--- WORK TO BE COMPLETED ---
The entire listing is to be repeated verbatim.

** start of DATASET ENTRIES **

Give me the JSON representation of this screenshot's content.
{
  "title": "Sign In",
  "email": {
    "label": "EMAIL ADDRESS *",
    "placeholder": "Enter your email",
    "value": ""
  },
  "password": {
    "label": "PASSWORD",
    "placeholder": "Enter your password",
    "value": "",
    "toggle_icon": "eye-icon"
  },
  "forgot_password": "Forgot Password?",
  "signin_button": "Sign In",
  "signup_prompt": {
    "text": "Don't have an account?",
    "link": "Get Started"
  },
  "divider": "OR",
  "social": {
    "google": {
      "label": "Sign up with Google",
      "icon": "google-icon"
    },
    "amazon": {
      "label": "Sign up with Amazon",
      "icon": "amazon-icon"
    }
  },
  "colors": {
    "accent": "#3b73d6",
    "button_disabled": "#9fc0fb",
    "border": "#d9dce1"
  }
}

** end of DATASET ENTRIES **

--- WRITTEN RESPONSE ---
Give me the JSON representation of this screenshot's content.
{
  "title": "Sign In",
  "email": {
    "label": "EMAIL ADDRESS *",
    "placeholder": "Enter your email",
    "value": ""
  },
  "password": {
    "label": "PASSWORD",
    "placeholder": "Enter your password",
    "value": "",
    "toggle_icon": "eye-icon"
  },
  "forgot_password": "Forgot Password?",
  "signin_button": "Sign In",
  "signup_prompt": {
    "text": "Don't have an account?",
    "link": "Get Started"
  },
  "divider": "OR",
  "social": {
    "google": {
      "label": "Sign up with Google",
      "icon": "google-icon"
    },
    "amazon": {
      "label": "Sign up with Amazon",
      "icon": "amazon-icon"
    }
  },
  "colors": {
    "accent": "#3b73d6",
    "button_disabled": "#9fc0fb",
    "border": "#d9dce1"
  }
}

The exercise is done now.